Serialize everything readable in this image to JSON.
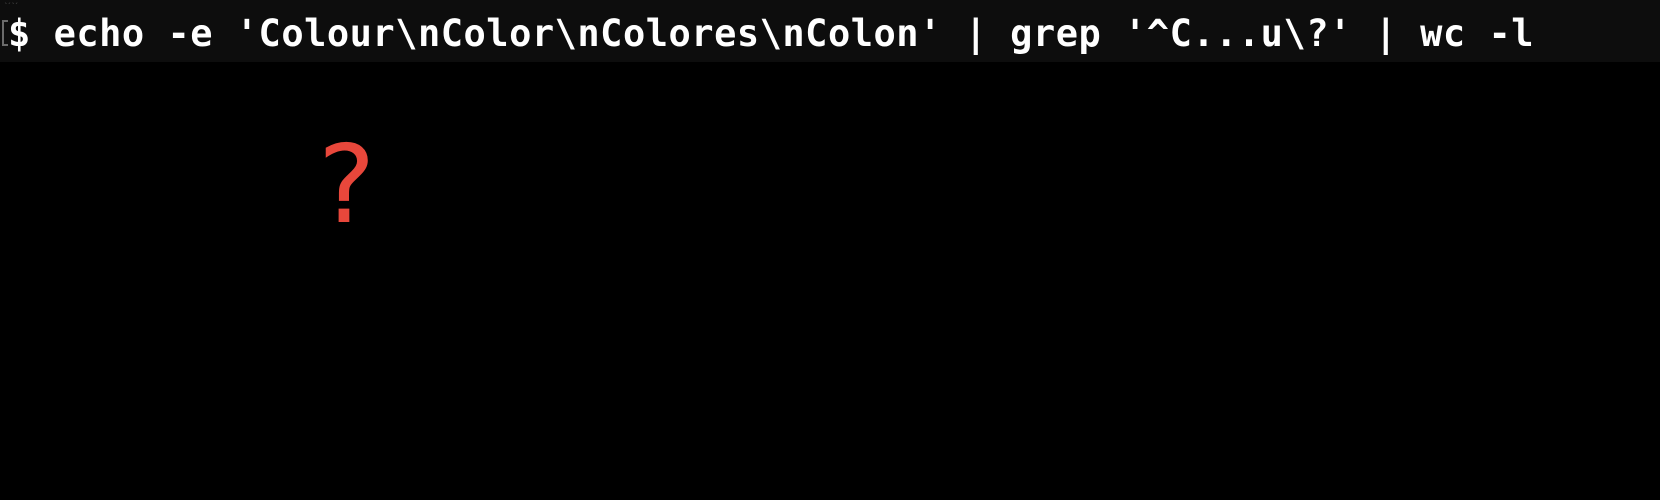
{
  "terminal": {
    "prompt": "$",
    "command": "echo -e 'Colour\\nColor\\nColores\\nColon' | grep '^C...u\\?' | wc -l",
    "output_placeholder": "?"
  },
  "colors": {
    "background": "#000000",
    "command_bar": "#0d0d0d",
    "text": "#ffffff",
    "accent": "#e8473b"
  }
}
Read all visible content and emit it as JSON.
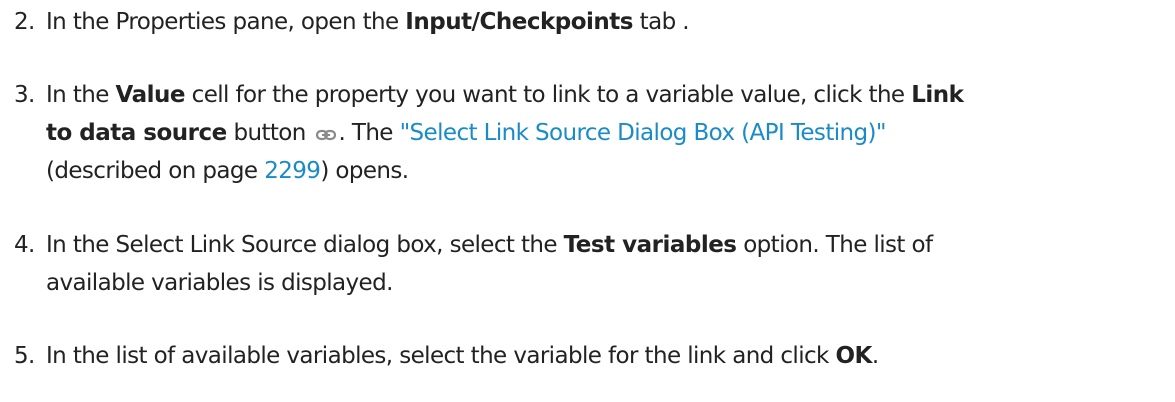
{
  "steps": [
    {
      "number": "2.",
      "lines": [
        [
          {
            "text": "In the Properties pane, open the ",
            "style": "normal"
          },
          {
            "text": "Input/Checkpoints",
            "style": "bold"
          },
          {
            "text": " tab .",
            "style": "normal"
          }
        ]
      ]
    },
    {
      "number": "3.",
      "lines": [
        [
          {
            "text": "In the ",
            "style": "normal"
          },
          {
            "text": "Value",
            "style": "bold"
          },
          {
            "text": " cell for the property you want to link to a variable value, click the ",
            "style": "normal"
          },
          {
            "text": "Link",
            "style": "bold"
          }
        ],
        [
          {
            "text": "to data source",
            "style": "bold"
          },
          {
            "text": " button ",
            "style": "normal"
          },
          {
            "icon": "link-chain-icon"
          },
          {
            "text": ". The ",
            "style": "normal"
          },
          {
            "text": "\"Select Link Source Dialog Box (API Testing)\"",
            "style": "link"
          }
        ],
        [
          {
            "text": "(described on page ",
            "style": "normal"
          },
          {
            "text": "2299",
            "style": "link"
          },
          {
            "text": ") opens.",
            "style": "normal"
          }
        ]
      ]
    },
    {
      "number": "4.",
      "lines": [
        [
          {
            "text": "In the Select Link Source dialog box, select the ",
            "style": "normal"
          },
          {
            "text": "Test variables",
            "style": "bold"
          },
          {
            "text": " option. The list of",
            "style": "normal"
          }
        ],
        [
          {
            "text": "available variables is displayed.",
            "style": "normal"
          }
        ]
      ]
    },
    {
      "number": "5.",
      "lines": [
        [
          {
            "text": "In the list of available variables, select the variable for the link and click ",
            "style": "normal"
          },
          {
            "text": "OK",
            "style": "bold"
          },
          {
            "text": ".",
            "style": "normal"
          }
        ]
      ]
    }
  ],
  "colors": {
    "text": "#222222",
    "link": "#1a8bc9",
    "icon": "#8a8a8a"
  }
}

* * *

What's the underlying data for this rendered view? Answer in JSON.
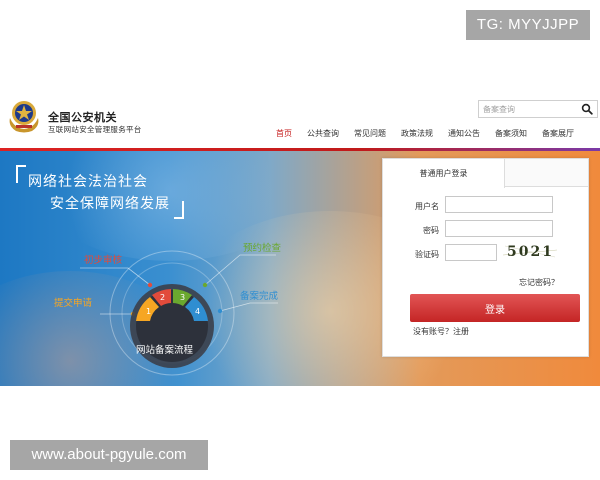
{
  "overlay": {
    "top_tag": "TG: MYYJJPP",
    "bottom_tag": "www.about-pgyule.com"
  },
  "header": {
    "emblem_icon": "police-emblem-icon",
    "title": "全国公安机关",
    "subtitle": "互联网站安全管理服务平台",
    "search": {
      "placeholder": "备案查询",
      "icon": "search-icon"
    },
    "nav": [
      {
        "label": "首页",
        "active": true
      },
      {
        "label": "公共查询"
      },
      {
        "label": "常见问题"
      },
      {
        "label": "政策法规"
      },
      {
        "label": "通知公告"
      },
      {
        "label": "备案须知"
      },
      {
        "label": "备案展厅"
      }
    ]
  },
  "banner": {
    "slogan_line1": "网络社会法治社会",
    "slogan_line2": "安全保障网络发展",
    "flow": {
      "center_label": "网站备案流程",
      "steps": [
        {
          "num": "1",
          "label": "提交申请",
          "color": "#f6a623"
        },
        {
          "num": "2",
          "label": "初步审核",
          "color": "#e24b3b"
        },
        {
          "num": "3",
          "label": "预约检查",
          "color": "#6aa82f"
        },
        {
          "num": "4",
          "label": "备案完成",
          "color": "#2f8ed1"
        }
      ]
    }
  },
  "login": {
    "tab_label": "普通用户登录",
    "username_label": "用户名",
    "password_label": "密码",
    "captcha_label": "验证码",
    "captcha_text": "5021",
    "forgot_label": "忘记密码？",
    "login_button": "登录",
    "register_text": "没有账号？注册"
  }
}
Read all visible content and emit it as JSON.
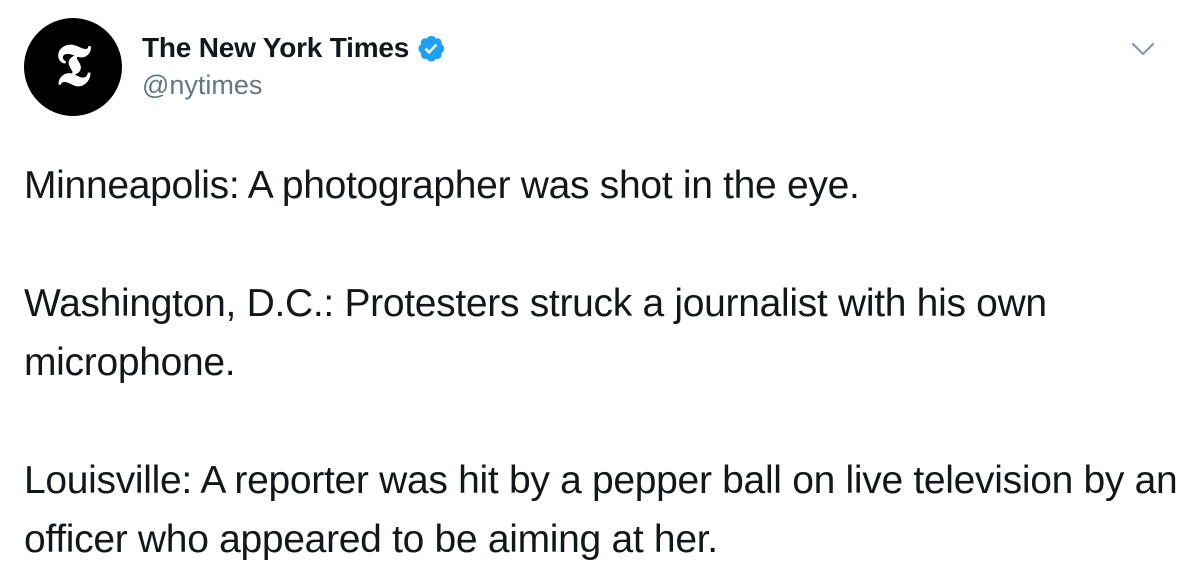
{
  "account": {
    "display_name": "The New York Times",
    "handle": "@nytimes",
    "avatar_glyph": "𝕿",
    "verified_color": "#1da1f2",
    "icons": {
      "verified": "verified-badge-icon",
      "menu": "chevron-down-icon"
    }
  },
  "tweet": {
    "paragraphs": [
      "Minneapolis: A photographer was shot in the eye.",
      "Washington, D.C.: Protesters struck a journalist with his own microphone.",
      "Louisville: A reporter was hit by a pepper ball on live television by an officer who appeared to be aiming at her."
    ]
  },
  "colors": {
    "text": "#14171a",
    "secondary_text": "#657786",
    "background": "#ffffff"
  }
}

THE REQUEST: Read through the lines above and collect those that contain the string "JSON".

EXERCISE ANSWER:
Serialize everything readable in this image to JSON.
Read all visible content and emit it as JSON.
What's the underlying data for this rendered view? Answer in JSON.
Read all visible content and emit it as JSON.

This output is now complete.